◆ Written exercise ◆
Look below for the line that contains "Serialize everything readable", then copy it and each following line to the end of the records, minus any pictures.
begin Material for the task
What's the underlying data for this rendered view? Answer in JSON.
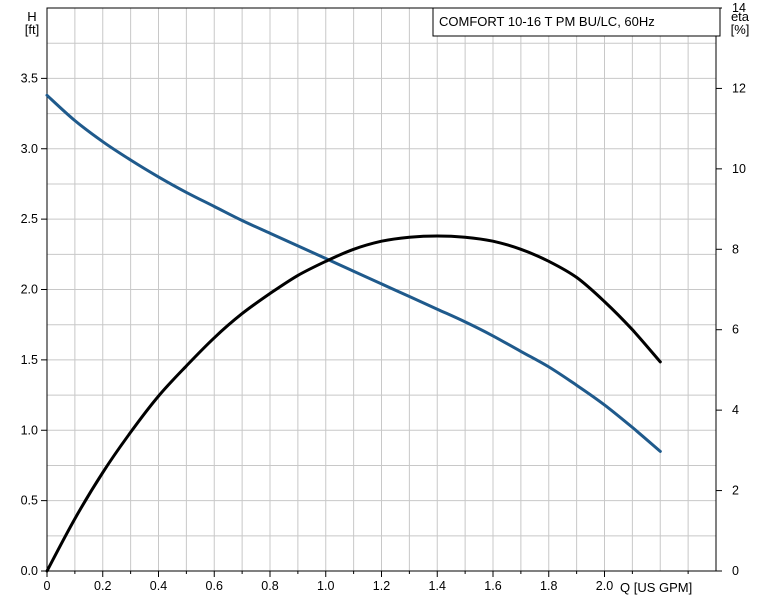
{
  "colors": {
    "head_curve": "#1f5a8c",
    "efficiency_curve": "#000000",
    "grid": "#c8c8c8",
    "axis": "#000000"
  },
  "legend": {
    "text": "COMFORT 10-16 T PM BU/LC, 60Hz"
  },
  "chart_data": {
    "type": "line",
    "title": "COMFORT 10-16 T PM BU/LC, 60Hz",
    "xlabel": "Q [US GPM]",
    "ylabel_left": "H\n[ft]",
    "ylabel_right": "eta\n[%]",
    "xlim": [
      0,
      2.4
    ],
    "ylim_left": [
      0,
      4.0
    ],
    "ylim_right": [
      0,
      14
    ],
    "x_ticks": [
      "0",
      "0.2",
      "0.4",
      "0.6",
      "0.8",
      "1.0",
      "1.2",
      "1.4",
      "1.6",
      "1.8",
      "2.0"
    ],
    "y_ticks_left": [
      "0.0",
      "0.5",
      "1.0",
      "1.5",
      "2.0",
      "2.5",
      "3.0",
      "3.5"
    ],
    "y_ticks_right": [
      "0",
      "2",
      "4",
      "6",
      "8",
      "10",
      "12",
      "14"
    ],
    "grid": true,
    "legend_position": "top-right",
    "series": [
      {
        "axis": "left",
        "x": [
          0,
          0.1,
          0.2,
          0.3,
          0.4,
          0.5,
          0.6,
          0.7,
          0.8,
          0.9,
          1.0,
          1.1,
          1.2,
          1.3,
          1.4,
          1.5,
          1.6,
          1.7,
          1.8,
          1.9,
          2.0,
          2.1,
          2.2
        ],
        "y": [
          3.38,
          3.2,
          3.05,
          2.92,
          2.8,
          2.69,
          2.59,
          2.49,
          2.4,
          2.31,
          2.22,
          2.13,
          2.04,
          1.95,
          1.86,
          1.77,
          1.67,
          1.56,
          1.45,
          1.32,
          1.18,
          1.02,
          0.85
        ]
      },
      {
        "axis": "right",
        "x": [
          0,
          0.1,
          0.2,
          0.3,
          0.4,
          0.5,
          0.6,
          0.7,
          0.8,
          0.9,
          1.0,
          1.1,
          1.2,
          1.3,
          1.4,
          1.5,
          1.6,
          1.7,
          1.8,
          1.9,
          2.0,
          2.1,
          2.2
        ],
        "y": [
          0,
          1.3,
          2.45,
          3.45,
          4.35,
          5.1,
          5.8,
          6.4,
          6.9,
          7.35,
          7.7,
          8.0,
          8.2,
          8.3,
          8.33,
          8.3,
          8.2,
          8.0,
          7.7,
          7.3,
          6.7,
          6.0,
          5.2
        ]
      }
    ]
  }
}
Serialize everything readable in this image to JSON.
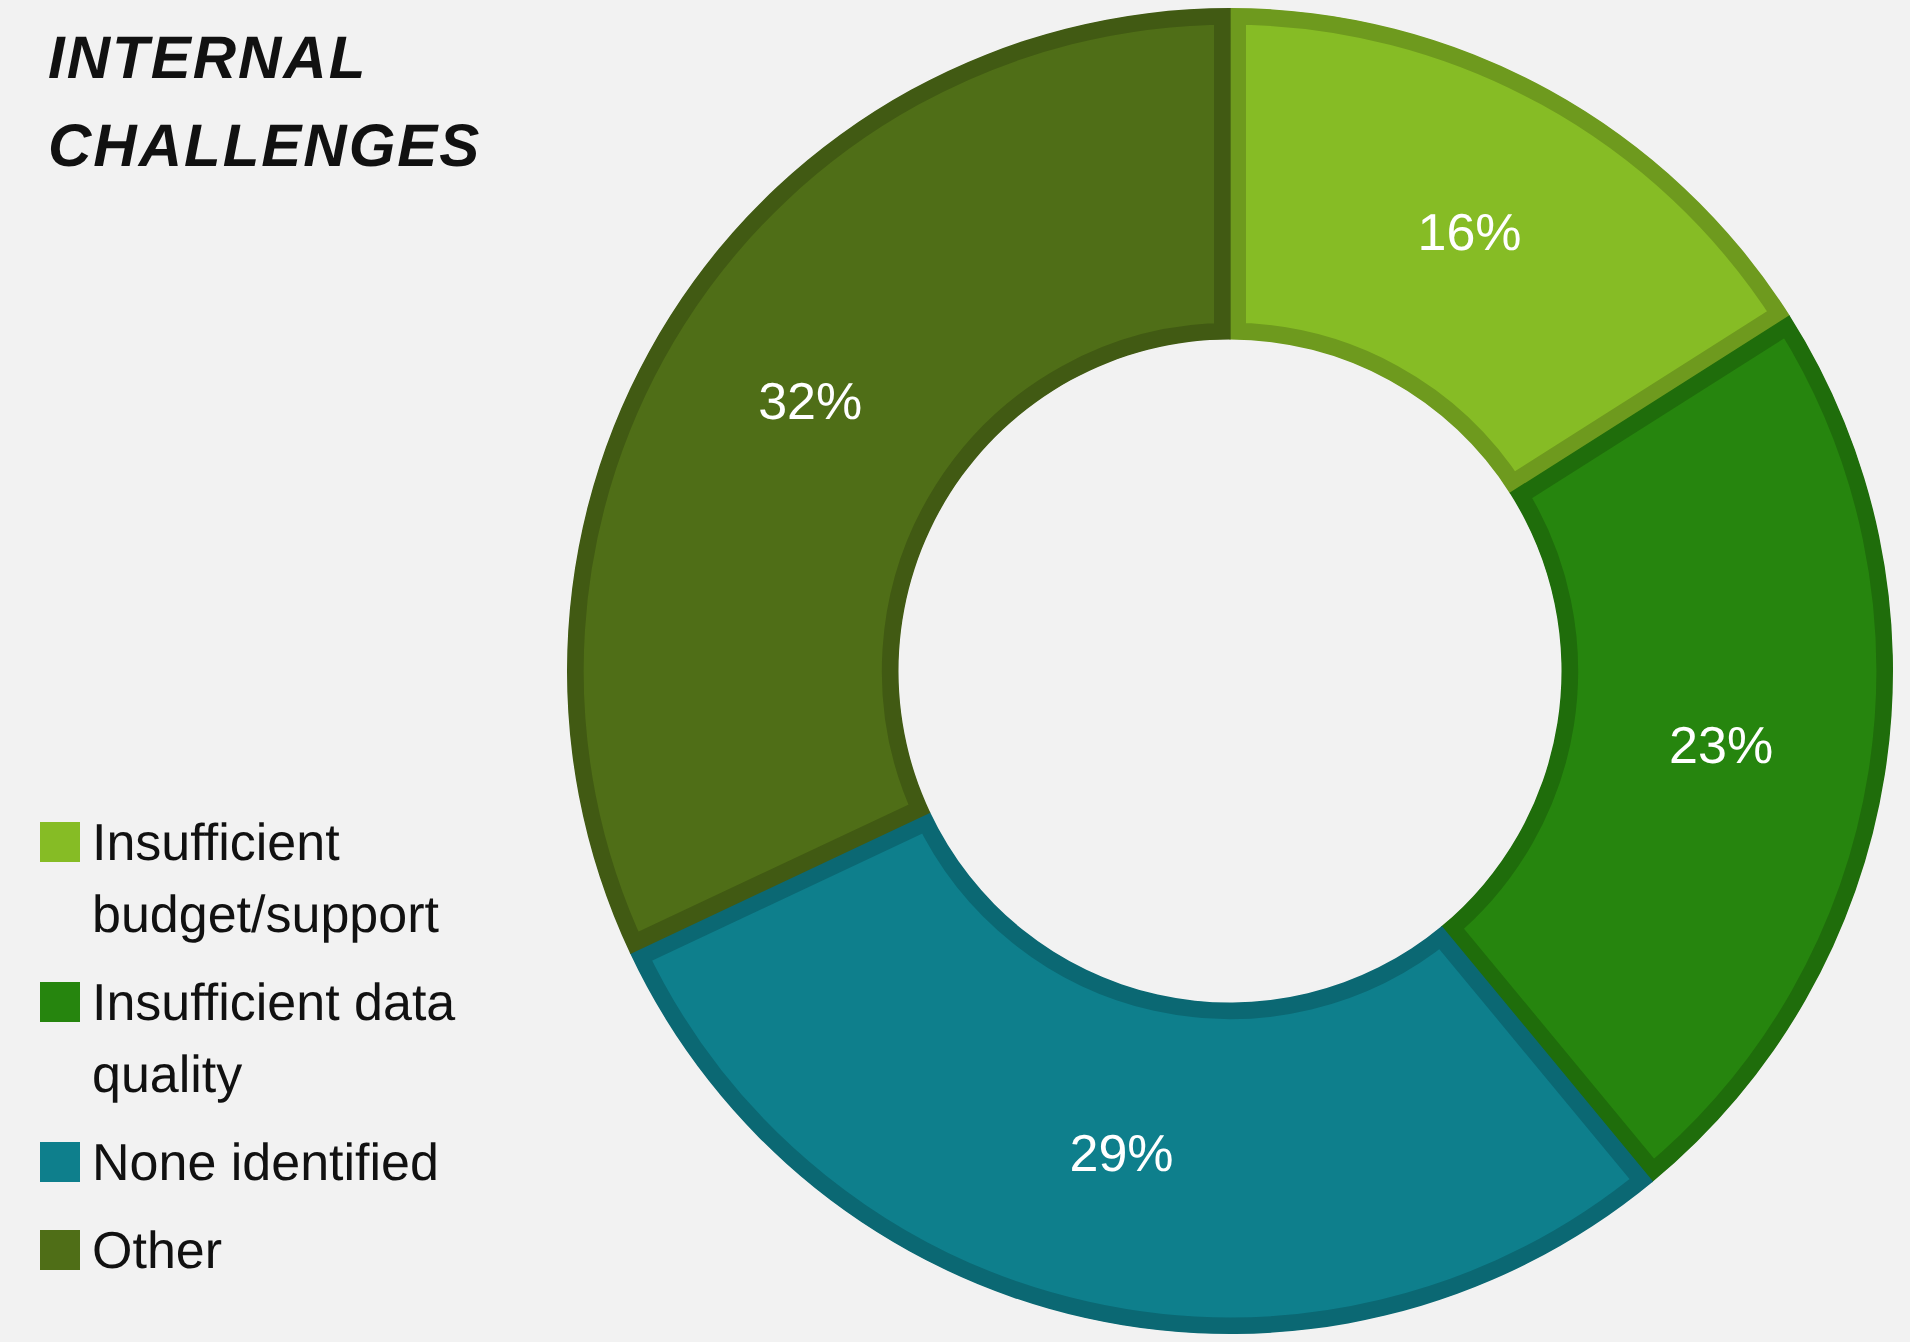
{
  "chart_data": {
    "type": "donut",
    "title": "INTERNAL CHALLENGES",
    "categories": [
      "Insufficient budget/support",
      "Insufficient data quality",
      "None identified",
      "Other"
    ],
    "values": [
      16,
      23,
      29,
      32
    ],
    "colors": [
      "#86bc25",
      "#26850e",
      "#0e7f8c",
      "#4f6e17"
    ],
    "value_labels": [
      "16%",
      "23%",
      "29%",
      "32%"
    ],
    "legend": "bottom left"
  }
}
end Material for the task
◆ The result ◆
Serialize everything readable in this image to JSON.
{
  "chart_data": {
    "type": "donut",
    "title": "INTERNAL CHALLENGES",
    "categories": [
      "Insufficient budget/support",
      "Insufficient data quality",
      "None identified",
      "Other"
    ],
    "values": [
      16,
      23,
      29,
      32
    ],
    "colors": [
      "#86bc25",
      "#26850e",
      "#0e7f8c",
      "#4f6e17"
    ],
    "value_labels": [
      "16%",
      "23%",
      "29%",
      "32%"
    ],
    "legend": "bottom left"
  }
}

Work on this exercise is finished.